** start of Given data **

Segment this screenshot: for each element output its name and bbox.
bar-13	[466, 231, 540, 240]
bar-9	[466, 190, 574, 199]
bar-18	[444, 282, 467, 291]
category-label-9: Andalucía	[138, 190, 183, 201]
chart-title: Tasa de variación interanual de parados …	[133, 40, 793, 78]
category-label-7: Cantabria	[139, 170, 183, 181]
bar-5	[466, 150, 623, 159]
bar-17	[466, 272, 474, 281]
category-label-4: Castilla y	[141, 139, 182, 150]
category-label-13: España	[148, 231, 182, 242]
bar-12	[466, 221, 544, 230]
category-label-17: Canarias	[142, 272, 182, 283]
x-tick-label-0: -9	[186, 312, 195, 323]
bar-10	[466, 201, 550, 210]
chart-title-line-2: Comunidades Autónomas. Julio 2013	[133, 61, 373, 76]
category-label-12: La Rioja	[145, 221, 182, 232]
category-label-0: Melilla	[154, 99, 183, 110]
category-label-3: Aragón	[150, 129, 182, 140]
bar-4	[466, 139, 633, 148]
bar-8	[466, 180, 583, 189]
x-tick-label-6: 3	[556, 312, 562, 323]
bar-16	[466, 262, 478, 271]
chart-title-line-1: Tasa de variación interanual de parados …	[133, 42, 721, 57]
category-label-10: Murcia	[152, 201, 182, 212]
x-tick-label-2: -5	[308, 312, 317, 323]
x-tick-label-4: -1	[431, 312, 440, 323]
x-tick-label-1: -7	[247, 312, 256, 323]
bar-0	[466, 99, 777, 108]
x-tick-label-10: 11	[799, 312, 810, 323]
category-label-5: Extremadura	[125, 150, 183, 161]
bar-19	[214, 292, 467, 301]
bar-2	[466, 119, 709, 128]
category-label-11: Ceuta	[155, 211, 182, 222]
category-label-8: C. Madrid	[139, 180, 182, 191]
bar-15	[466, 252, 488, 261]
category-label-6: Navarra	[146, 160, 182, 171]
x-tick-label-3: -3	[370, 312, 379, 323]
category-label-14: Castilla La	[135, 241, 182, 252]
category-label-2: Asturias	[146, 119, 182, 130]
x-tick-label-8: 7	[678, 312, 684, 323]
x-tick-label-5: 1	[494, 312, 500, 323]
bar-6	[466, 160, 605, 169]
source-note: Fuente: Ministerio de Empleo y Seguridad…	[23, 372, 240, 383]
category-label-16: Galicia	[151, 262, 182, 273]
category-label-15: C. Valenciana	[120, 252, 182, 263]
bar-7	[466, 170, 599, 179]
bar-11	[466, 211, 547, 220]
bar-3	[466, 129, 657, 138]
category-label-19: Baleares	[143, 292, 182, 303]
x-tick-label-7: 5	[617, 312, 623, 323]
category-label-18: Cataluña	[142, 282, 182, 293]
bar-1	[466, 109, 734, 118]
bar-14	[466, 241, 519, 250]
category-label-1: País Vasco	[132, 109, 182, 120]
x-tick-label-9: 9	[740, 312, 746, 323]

** end of Given data **

> **To do**: In the lines from the start through the one containing "272, 182, 283]", swap "Andalucía" for "Andalusia" and give those lines back otherwise unchanged.

> **Task answer**:
Segment this screenshot: for each element output its name and bbox.
bar-13	[466, 231, 540, 240]
bar-9	[466, 190, 574, 199]
bar-18	[444, 282, 467, 291]
category-label-9: Andalusia	[138, 190, 183, 201]
chart-title: Tasa de variación interanual de parados …	[133, 40, 793, 78]
category-label-7: Cantabria	[139, 170, 183, 181]
bar-5	[466, 150, 623, 159]
bar-17	[466, 272, 474, 281]
category-label-4: Castilla y	[141, 139, 182, 150]
category-label-13: España	[148, 231, 182, 242]
bar-12	[466, 221, 544, 230]
category-label-17: Canarias	[142, 272, 182, 283]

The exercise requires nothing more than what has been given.